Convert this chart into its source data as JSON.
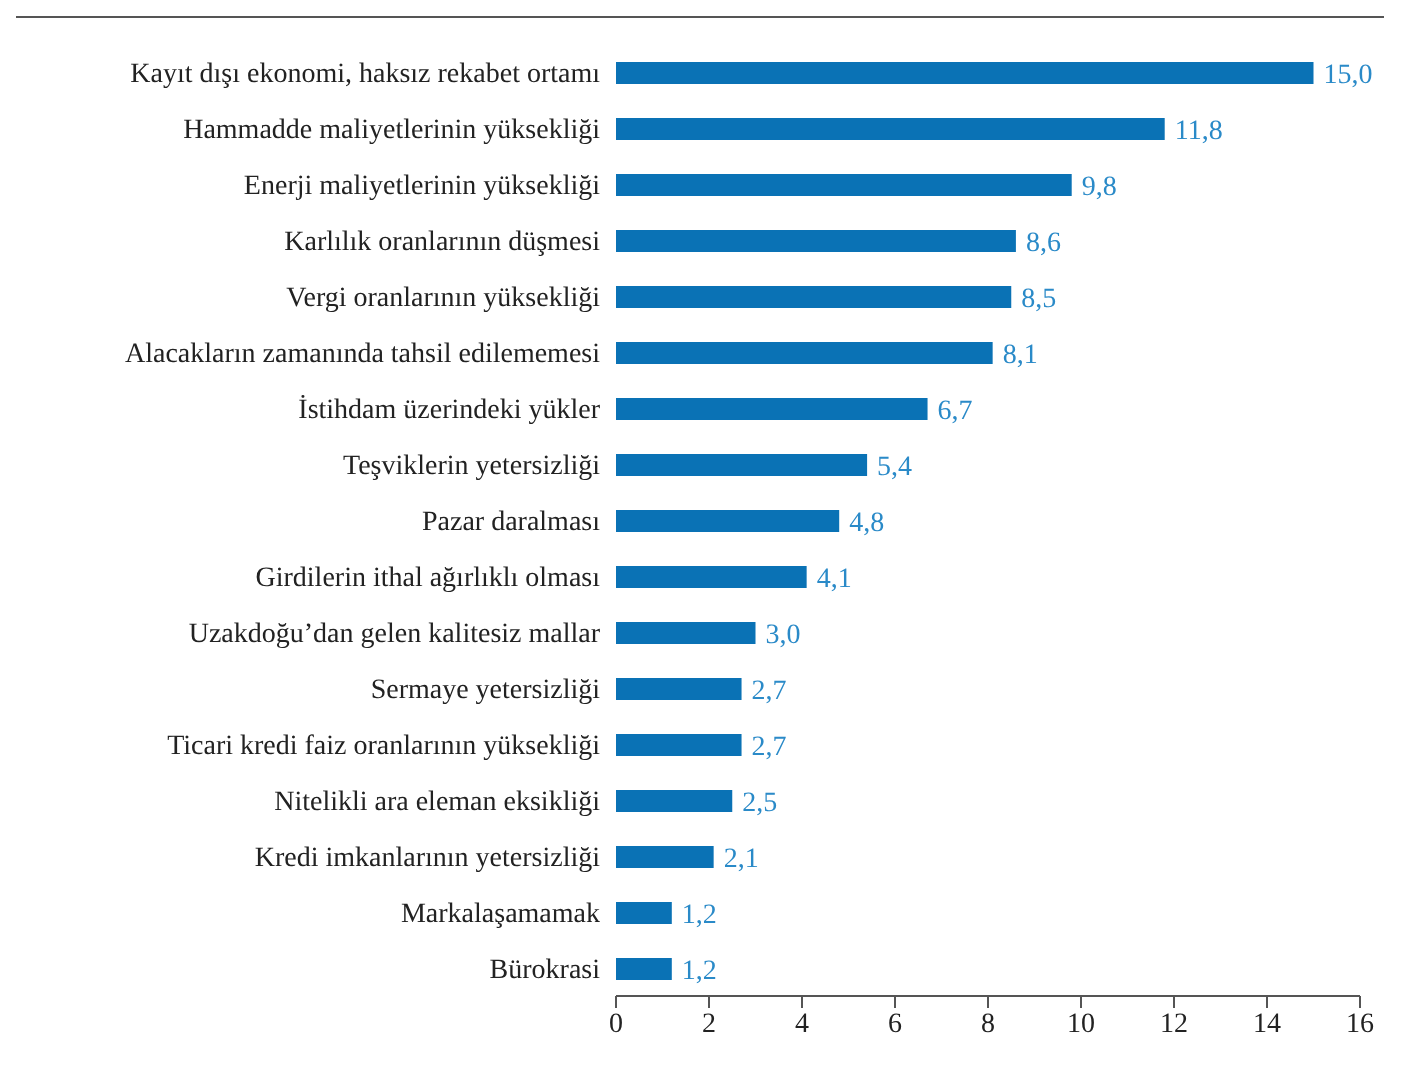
{
  "chart_data": {
    "type": "bar",
    "orientation": "horizontal",
    "categories": [
      "Kayıt dışı ekonomi, haksız rekabet ortamı",
      "Hammadde maliyetlerinin yüksekliği",
      "Enerji maliyetlerinin yüksekliği",
      "Karlılık oranlarının düşmesi",
      "Vergi oranlarının yüksekliği",
      "Alacakların zamanında tahsil edilememesi",
      "İstihdam üzerindeki yükler",
      "Teşviklerin yetersizliği",
      "Pazar daralması",
      "Girdilerin ithal ağırlıklı olması",
      "Uzakdoğu’dan gelen kalitesiz mallar",
      "Sermaye yetersizliği",
      "Ticari kredi faiz oranlarının yüksekliği",
      "Nitelikli ara eleman eksikliği",
      "Kredi imkanlarının yetersizliği",
      "Markalaşamamak",
      "Bürokrasi"
    ],
    "values": [
      15.0,
      11.8,
      9.8,
      8.6,
      8.5,
      8.1,
      6.7,
      5.4,
      4.8,
      4.1,
      3.0,
      2.7,
      2.7,
      2.5,
      2.1,
      1.2,
      1.2
    ],
    "value_labels": [
      "15,0",
      "11,8",
      "9,8",
      "8,6",
      "8,5",
      "8,1",
      "6,7",
      "5,4",
      "4,8",
      "4,1",
      "3,0",
      "2,7",
      "2,7",
      "2,5",
      "2,1",
      "1,2",
      "1,2"
    ],
    "color": "#0a72b5",
    "xlim": [
      0,
      16
    ],
    "xticks": [
      0,
      2,
      4,
      6,
      8,
      10,
      12,
      14,
      16
    ]
  }
}
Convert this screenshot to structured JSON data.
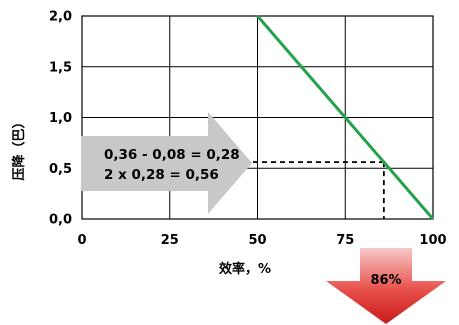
{
  "chart_data": {
    "type": "line",
    "title": "",
    "xlabel": "效率，%",
    "ylabel": "压降（巴）",
    "xlim": [
      0,
      100
    ],
    "ylim": [
      0,
      2
    ],
    "x_ticks": [
      0,
      25,
      50,
      75,
      100
    ],
    "x_tick_labels": [
      "0",
      "25",
      "50",
      "75",
      "100"
    ],
    "y_ticks": [
      0,
      0.5,
      1,
      1.5,
      2
    ],
    "y_tick_labels": [
      "0,0",
      "0,5",
      "1,0",
      "1,5",
      "2,0"
    ],
    "grid": true,
    "series": [
      {
        "color": "#22a34a",
        "x": [
          50,
          100
        ],
        "y": [
          2.0,
          0.0
        ]
      }
    ],
    "reference": {
      "y": 0.56,
      "x": 86
    },
    "annotations": {
      "calc_line1": "0,36 - 0,08 = 0,28",
      "calc_line2": "2 x 0,28 = 0,56",
      "result": "86%"
    }
  }
}
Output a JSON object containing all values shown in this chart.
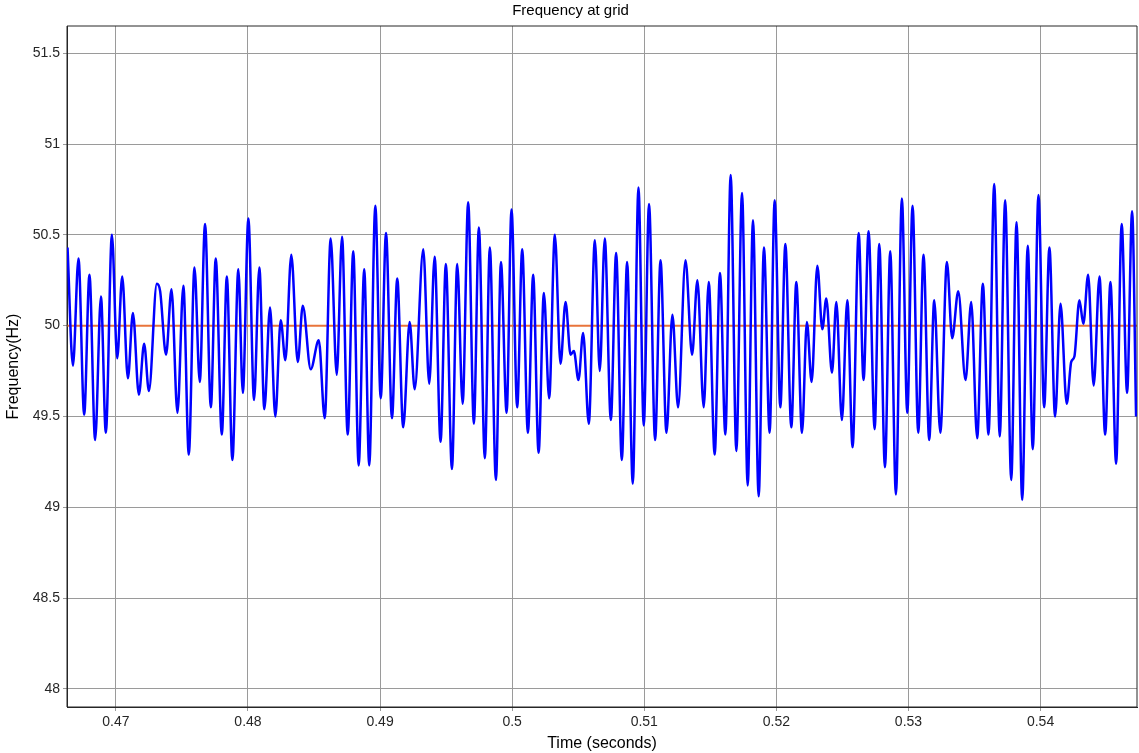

_ _ _ _ _

WHAT IS REQUIRED
Look through the entries above; copy each line where the string "JSON" appears.

EXERCISE ANSWER
Convert this chart into its source data as JSON.
Convert this screenshot to structured JSON data.
Output a JSON object containing all values shown in this chart.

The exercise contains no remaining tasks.